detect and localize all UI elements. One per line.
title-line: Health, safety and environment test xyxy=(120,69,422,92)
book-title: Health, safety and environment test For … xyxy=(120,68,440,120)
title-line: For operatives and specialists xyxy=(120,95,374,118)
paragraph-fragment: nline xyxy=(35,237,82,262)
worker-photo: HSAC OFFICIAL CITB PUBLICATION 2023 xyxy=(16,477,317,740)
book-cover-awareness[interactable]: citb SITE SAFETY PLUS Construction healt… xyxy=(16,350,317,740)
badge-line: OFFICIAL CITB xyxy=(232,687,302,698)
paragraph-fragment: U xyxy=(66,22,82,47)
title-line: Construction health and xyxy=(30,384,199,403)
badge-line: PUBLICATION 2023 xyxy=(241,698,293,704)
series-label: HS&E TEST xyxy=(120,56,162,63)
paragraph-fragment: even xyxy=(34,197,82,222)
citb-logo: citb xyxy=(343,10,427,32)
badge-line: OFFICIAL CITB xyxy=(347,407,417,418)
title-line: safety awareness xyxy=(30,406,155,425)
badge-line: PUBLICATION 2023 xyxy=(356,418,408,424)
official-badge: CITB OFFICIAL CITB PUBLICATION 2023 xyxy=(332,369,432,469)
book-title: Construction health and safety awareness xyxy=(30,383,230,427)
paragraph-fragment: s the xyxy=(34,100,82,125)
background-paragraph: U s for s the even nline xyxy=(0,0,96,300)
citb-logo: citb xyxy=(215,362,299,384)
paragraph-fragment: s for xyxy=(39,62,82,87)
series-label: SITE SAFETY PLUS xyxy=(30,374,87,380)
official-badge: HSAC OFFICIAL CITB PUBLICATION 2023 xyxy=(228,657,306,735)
________________________
[What the task asks] Extract every line of the listing above and reproduce each one without any change.

[Answer for this exercise]
detect and localize all UI elements. One per line.
title-line: Health, safety and environment test xyxy=(120,69,422,92)
book-title: Health, safety and environment test For … xyxy=(120,68,440,120)
title-line: For operatives and specialists xyxy=(120,95,374,118)
paragraph-fragment: nline xyxy=(35,237,82,262)
worker-photo: HSAC OFFICIAL CITB PUBLICATION 2023 xyxy=(16,477,317,740)
book-cover-awareness[interactable]: citb SITE SAFETY PLUS Construction healt… xyxy=(16,350,317,740)
badge-line: OFFICIAL CITB xyxy=(232,687,302,698)
paragraph-fragment: U xyxy=(66,22,82,47)
title-line: Construction health and xyxy=(30,384,199,403)
badge-line: PUBLICATION 2023 xyxy=(241,698,293,704)
series-label: HS&E TEST xyxy=(120,56,162,63)
paragraph-fragment: even xyxy=(34,197,82,222)
citb-logo: citb xyxy=(343,10,427,32)
badge-line: OFFICIAL CITB xyxy=(347,407,417,418)
title-line: safety awareness xyxy=(30,406,155,425)
badge-line: PUBLICATION 2023 xyxy=(356,418,408,424)
official-badge: CITB OFFICIAL CITB PUBLICATION 2023 xyxy=(332,369,432,469)
book-title: Construction health and safety awareness xyxy=(30,383,230,427)
paragraph-fragment: s the xyxy=(34,100,82,125)
background-paragraph: U s for s the even nline xyxy=(0,0,96,300)
citb-logo: citb xyxy=(215,362,299,384)
paragraph-fragment: s for xyxy=(39,62,82,87)
series-label: SITE SAFETY PLUS xyxy=(30,374,87,380)
official-badge: HSAC OFFICIAL CITB PUBLICATION 2023 xyxy=(228,657,306,735)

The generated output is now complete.